• **INSTRUCTIONS FOR THE TASK**
Return all lines that include the string "Household".

========================================

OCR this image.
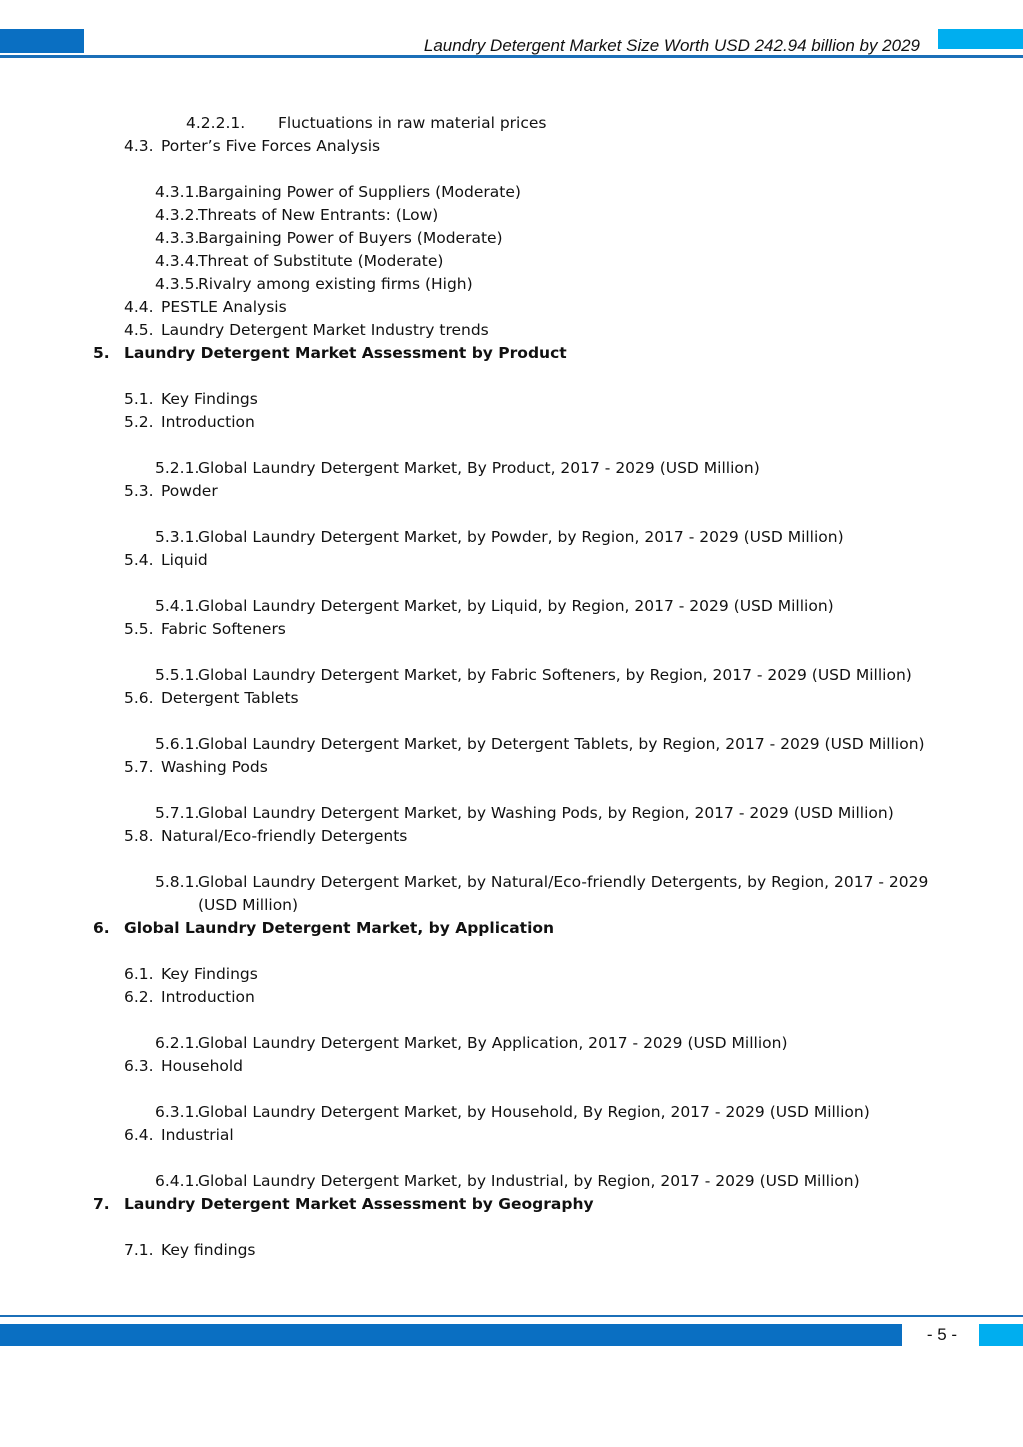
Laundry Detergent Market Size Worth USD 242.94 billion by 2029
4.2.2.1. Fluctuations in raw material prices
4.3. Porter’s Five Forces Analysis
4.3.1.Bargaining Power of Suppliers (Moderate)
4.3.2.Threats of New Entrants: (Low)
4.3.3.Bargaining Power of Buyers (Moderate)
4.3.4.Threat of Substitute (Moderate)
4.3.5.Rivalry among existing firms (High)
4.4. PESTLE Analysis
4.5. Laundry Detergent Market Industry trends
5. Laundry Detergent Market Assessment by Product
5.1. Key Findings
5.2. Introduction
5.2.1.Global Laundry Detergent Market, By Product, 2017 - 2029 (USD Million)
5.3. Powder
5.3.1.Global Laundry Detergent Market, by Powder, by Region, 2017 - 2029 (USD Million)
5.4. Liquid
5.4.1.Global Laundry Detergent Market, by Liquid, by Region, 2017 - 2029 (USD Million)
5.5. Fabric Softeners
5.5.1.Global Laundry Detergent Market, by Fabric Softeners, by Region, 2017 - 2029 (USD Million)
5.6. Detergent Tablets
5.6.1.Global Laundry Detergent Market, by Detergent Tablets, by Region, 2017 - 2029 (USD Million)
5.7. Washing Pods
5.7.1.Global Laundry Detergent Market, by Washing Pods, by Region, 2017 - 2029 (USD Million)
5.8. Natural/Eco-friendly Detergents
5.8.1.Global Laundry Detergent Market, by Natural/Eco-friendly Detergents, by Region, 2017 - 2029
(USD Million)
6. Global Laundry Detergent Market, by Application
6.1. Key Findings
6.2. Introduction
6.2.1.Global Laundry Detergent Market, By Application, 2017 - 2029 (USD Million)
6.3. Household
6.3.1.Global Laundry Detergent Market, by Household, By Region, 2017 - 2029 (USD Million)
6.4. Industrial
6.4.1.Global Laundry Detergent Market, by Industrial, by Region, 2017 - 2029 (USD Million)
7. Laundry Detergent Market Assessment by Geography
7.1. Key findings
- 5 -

========================================

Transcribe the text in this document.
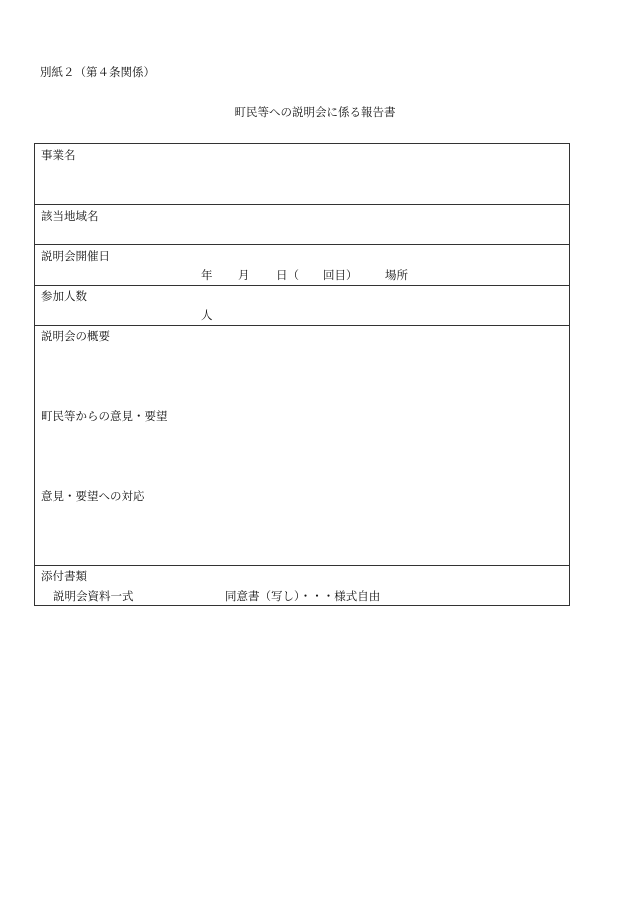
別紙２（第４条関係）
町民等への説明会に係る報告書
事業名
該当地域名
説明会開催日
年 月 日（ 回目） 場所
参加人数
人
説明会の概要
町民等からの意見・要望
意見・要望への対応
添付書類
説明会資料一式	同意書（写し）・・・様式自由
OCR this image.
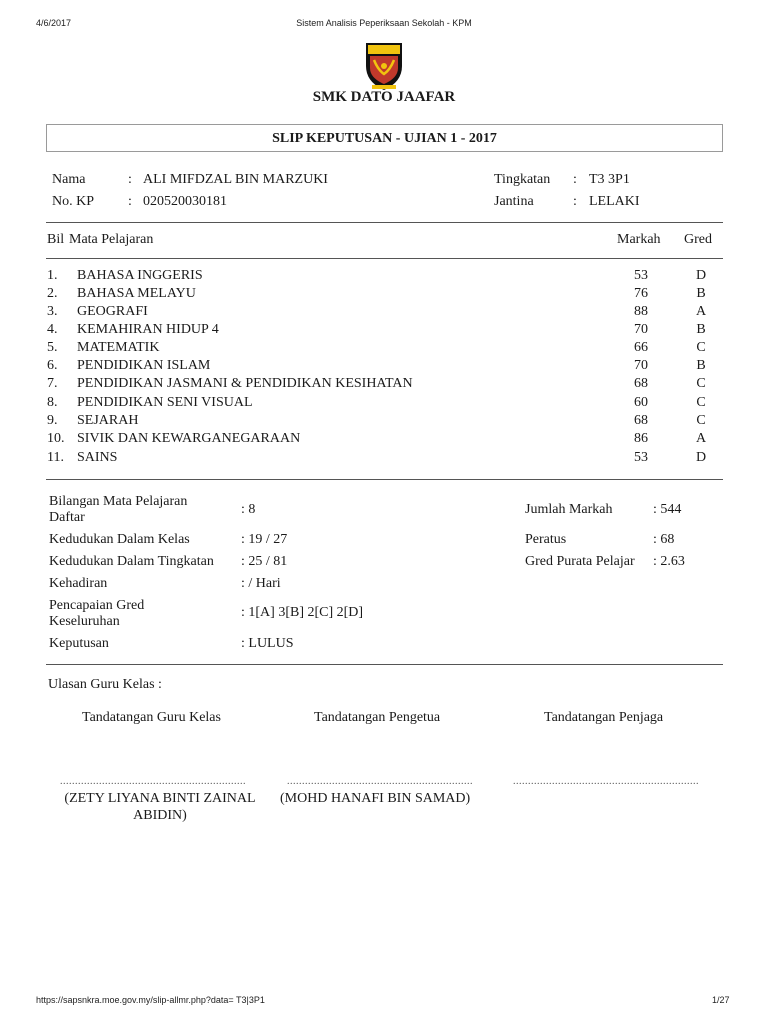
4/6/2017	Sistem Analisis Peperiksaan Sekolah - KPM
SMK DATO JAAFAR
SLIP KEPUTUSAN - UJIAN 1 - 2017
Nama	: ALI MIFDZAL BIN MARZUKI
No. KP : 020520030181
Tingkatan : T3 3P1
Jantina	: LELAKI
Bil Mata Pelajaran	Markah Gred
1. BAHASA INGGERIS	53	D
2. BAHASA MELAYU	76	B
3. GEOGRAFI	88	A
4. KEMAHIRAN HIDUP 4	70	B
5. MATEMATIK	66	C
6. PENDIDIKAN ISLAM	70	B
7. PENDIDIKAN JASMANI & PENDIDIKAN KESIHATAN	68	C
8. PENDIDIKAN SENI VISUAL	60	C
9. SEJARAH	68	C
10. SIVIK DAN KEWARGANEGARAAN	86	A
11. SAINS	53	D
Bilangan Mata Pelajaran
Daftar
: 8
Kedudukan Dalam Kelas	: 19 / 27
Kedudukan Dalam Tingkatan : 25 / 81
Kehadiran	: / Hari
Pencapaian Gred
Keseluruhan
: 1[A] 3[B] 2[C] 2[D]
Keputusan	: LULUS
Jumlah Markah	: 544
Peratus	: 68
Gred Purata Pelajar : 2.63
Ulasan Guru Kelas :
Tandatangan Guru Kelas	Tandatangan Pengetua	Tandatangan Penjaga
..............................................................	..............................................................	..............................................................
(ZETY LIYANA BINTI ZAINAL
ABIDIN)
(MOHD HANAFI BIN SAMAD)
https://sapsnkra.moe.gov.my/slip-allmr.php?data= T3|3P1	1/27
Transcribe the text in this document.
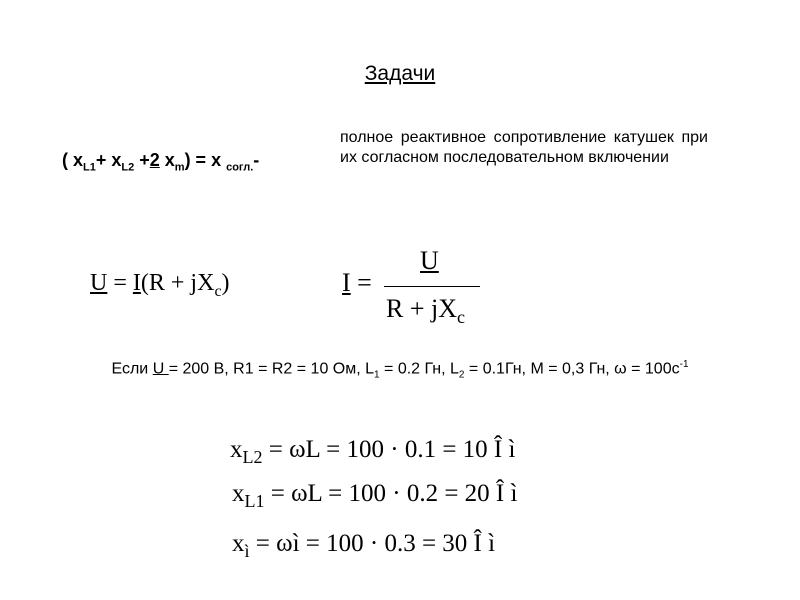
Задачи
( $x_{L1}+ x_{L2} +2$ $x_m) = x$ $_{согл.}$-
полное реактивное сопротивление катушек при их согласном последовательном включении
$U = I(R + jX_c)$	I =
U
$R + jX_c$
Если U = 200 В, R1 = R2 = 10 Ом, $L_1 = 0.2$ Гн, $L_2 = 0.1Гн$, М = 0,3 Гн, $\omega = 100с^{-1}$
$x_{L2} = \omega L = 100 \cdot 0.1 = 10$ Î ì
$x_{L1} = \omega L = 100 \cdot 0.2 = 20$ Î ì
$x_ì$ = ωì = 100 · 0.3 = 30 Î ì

========================================

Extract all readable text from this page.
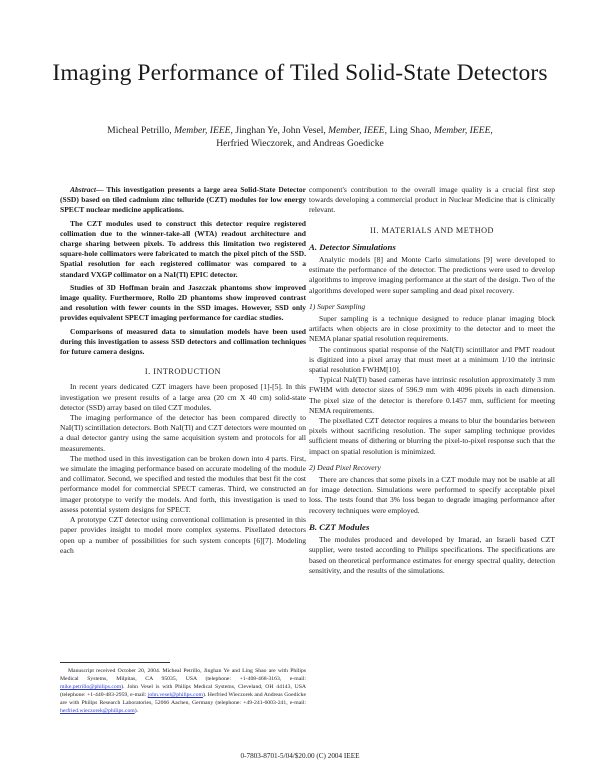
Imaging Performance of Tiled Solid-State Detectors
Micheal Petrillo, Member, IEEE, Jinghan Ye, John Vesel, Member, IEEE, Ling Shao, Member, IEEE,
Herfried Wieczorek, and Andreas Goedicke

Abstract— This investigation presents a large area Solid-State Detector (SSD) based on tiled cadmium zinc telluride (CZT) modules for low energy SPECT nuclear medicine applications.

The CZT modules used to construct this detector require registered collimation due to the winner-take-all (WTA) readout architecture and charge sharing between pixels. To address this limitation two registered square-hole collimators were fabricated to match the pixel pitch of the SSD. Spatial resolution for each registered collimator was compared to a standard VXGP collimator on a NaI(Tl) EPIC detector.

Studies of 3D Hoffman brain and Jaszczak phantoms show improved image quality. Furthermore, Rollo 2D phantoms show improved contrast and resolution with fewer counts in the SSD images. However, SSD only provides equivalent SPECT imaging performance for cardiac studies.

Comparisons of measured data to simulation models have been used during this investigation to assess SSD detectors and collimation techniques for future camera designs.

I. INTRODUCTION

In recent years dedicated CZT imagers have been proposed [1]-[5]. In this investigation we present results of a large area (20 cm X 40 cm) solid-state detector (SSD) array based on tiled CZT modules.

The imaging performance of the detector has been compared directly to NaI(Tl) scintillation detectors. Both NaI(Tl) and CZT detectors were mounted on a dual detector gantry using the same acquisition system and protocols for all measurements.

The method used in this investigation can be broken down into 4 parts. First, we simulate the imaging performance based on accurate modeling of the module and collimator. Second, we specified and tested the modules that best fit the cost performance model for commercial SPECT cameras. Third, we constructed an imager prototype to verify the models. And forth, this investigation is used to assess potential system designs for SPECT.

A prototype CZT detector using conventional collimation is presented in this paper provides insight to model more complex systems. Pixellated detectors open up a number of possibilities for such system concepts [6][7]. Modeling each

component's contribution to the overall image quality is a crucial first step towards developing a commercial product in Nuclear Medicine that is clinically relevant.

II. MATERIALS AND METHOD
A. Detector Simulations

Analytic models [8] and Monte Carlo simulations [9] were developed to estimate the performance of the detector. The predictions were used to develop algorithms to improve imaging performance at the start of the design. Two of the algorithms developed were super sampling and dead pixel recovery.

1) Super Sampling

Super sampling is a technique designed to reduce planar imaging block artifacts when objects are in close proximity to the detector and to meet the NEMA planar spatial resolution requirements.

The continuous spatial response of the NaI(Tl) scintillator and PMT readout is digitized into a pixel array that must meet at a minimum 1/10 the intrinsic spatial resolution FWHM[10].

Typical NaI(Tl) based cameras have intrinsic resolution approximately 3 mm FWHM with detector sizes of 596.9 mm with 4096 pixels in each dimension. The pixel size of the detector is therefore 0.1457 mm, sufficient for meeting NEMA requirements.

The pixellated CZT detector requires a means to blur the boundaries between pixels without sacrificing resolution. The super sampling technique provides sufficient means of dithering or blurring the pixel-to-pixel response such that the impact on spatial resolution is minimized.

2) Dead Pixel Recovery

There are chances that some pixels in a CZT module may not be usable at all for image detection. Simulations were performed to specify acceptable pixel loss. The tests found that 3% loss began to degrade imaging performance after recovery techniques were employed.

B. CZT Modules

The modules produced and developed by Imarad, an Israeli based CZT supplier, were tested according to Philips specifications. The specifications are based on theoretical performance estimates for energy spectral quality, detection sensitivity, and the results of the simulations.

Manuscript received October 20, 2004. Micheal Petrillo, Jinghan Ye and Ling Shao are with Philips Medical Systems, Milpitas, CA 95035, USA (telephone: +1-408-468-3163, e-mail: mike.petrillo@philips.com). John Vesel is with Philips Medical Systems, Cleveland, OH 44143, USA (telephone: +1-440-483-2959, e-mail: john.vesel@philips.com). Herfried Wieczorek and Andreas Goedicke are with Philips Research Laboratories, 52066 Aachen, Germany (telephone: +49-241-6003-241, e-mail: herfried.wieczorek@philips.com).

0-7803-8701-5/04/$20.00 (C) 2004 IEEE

========================================

• **FINISHED EXERCISE**
6.3. Household
6.3.1.Global Laundry Detergent Market, by Household, By Region, 2017 - 2029 (USD Million)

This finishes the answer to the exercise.